-- Start --

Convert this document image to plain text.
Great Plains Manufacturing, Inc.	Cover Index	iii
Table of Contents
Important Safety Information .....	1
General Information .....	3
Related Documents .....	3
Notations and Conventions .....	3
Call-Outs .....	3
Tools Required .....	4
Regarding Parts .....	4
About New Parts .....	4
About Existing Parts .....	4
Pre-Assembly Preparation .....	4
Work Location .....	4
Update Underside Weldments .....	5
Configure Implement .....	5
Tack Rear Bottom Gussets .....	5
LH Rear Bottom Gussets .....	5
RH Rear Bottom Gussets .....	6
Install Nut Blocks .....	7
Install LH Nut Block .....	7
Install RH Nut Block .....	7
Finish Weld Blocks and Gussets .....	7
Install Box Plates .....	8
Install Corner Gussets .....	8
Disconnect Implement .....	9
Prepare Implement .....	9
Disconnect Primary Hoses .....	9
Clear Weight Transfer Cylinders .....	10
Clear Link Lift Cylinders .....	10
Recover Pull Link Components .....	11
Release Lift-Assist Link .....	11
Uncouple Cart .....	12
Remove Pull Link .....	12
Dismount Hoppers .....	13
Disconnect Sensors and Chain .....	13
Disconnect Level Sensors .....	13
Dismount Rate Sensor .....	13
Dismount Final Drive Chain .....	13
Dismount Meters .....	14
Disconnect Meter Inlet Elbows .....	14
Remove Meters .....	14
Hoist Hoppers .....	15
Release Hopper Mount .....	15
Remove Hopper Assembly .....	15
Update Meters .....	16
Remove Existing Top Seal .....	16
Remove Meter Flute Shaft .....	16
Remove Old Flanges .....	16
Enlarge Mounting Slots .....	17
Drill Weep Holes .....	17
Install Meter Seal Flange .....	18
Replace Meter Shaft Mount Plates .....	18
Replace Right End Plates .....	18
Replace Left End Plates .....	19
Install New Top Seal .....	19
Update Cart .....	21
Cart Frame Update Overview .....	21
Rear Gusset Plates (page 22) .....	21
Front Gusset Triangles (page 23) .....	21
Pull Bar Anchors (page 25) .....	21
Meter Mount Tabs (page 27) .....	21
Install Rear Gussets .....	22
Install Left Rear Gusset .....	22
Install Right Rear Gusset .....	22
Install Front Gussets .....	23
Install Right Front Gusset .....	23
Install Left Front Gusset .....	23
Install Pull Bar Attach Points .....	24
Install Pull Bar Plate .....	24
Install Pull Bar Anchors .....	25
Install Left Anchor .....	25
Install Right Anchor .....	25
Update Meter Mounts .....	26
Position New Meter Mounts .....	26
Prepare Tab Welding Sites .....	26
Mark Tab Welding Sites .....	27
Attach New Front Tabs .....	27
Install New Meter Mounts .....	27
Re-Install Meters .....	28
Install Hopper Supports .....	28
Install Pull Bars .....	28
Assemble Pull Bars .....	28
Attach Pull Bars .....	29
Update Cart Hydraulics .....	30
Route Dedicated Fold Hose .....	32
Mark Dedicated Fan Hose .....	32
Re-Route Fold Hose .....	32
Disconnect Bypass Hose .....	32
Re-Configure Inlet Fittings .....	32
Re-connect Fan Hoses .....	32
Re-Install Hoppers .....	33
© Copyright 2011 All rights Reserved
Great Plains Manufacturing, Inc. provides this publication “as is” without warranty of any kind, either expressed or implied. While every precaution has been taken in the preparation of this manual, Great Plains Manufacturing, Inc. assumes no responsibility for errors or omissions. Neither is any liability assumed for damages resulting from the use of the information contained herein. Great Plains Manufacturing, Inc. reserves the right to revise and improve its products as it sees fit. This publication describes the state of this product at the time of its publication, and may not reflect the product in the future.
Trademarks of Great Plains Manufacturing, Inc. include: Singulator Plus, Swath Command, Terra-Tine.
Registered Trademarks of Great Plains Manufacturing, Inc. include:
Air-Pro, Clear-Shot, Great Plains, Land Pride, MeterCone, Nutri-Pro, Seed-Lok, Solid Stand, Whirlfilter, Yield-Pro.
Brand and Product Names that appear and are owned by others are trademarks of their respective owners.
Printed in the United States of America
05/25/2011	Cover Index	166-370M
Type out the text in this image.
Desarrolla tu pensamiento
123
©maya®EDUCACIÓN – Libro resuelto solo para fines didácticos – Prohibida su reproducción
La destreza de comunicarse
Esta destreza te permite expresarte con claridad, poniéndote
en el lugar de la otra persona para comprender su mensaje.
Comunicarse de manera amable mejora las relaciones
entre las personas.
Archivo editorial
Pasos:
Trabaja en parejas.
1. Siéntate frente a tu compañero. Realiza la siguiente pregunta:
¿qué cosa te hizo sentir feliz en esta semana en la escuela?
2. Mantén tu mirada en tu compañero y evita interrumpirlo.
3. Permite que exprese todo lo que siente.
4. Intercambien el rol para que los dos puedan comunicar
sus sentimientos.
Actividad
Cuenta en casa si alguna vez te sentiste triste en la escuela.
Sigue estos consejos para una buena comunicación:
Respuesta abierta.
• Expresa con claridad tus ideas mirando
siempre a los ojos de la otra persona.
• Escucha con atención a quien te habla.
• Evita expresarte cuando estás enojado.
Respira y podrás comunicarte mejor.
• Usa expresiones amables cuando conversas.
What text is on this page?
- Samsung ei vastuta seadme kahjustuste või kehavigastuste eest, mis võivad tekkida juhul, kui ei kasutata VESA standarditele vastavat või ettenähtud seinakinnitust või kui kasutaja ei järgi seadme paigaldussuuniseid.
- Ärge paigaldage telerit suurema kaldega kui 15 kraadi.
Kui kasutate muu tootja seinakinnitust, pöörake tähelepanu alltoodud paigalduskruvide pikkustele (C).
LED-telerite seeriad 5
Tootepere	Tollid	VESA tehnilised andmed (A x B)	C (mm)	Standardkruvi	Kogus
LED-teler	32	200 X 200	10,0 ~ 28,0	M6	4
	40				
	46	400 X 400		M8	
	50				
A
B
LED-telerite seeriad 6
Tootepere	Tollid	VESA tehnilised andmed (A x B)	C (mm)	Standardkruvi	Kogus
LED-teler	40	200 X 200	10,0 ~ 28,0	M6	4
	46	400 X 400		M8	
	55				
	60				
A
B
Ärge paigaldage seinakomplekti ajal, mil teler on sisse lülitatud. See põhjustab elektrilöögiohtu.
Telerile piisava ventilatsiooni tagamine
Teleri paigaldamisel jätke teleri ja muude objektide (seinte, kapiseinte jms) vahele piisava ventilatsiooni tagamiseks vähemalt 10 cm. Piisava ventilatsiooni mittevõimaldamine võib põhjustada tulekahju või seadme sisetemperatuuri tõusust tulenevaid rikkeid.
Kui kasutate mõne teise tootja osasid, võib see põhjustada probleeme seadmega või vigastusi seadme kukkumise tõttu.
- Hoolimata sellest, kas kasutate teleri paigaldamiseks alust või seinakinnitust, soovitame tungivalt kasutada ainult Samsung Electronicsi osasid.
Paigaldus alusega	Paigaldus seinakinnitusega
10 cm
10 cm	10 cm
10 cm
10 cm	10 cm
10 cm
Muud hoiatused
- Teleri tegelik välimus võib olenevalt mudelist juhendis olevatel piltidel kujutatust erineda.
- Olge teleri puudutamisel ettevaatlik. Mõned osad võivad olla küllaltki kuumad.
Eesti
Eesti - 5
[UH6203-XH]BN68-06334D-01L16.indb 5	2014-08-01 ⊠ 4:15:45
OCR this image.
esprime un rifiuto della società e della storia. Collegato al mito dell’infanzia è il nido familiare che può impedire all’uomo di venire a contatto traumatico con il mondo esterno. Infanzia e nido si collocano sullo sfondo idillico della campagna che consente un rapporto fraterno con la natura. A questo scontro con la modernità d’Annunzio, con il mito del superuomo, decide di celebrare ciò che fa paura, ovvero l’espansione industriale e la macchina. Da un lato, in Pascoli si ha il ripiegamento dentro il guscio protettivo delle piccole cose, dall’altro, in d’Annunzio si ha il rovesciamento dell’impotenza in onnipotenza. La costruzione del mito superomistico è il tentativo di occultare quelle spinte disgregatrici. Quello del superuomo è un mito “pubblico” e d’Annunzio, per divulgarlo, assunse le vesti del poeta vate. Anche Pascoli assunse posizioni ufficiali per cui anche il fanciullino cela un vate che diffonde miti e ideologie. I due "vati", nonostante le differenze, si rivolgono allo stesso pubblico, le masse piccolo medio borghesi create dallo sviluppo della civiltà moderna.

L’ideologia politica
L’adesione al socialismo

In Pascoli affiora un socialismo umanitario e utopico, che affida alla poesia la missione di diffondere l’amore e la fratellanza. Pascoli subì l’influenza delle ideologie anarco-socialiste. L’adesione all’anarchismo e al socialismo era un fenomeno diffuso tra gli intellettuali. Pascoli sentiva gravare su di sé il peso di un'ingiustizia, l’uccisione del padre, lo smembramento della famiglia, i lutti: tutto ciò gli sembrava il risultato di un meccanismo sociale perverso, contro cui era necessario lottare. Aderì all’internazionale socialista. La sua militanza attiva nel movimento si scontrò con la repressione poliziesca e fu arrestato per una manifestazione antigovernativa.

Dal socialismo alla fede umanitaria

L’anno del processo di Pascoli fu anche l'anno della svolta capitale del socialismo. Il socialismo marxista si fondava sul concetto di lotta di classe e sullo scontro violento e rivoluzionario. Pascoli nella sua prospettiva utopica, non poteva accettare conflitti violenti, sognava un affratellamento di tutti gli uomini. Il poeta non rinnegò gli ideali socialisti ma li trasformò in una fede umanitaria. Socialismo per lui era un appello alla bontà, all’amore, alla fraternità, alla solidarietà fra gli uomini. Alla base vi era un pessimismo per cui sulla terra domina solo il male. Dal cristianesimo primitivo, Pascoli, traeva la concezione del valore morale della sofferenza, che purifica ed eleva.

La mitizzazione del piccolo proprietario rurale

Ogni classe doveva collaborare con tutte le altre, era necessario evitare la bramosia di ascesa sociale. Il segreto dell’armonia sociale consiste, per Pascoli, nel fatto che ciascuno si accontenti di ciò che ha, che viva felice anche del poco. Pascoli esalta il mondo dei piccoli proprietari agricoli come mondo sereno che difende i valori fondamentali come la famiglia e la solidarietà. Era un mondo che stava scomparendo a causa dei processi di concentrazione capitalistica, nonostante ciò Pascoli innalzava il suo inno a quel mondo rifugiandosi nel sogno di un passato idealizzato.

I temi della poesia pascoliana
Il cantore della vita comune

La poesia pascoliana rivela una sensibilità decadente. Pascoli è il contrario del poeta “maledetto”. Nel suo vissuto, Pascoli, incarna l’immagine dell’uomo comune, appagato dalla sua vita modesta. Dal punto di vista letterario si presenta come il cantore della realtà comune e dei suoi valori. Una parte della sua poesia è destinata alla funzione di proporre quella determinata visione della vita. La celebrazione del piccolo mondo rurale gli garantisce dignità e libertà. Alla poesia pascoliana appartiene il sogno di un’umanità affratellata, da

-- End --

**PROBLEM STATEMENT:**
Across the records above, count the lines holding "Front" and reply with that number alone.

**TASK SOLUTION:**
5